Dataset items:
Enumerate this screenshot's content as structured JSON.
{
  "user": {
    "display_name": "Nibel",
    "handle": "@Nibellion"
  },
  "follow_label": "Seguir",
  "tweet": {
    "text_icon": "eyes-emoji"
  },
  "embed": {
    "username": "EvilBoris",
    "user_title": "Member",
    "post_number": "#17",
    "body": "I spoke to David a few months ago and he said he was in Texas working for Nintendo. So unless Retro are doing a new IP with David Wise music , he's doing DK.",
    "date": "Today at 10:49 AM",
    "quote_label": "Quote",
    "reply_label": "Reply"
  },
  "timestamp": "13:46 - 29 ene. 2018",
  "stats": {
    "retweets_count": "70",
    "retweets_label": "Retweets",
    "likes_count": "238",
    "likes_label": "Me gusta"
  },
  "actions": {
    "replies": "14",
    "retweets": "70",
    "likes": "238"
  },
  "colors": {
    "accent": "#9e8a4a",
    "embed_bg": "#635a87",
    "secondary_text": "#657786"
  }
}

What the exercise asks: Here, the records must be output exactly and in full.

Full response:
Enumerate this screenshot's content as structured JSON.
{
  "user": {
    "display_name": "Nibel",
    "handle": "@Nibellion"
  },
  "follow_label": "Seguir",
  "tweet": {
    "text_icon": "eyes-emoji"
  },
  "embed": {
    "username": "EvilBoris",
    "user_title": "Member",
    "post_number": "#17",
    "body": "I spoke to David a few months ago and he said he was in Texas working for Nintendo. So unless Retro are doing a new IP with David Wise music , he's doing DK.",
    "date": "Today at 10:49 AM",
    "quote_label": "Quote",
    "reply_label": "Reply"
  },
  "timestamp": "13:46 - 29 ene. 2018",
  "stats": {
    "retweets_count": "70",
    "retweets_label": "Retweets",
    "likes_count": "238",
    "likes_label": "Me gusta"
  },
  "actions": {
    "replies": "14",
    "retweets": "70",
    "likes": "238"
  },
  "colors": {
    "accent": "#9e8a4a",
    "embed_bg": "#635a87",
    "secondary_text": "#657786"
  }
}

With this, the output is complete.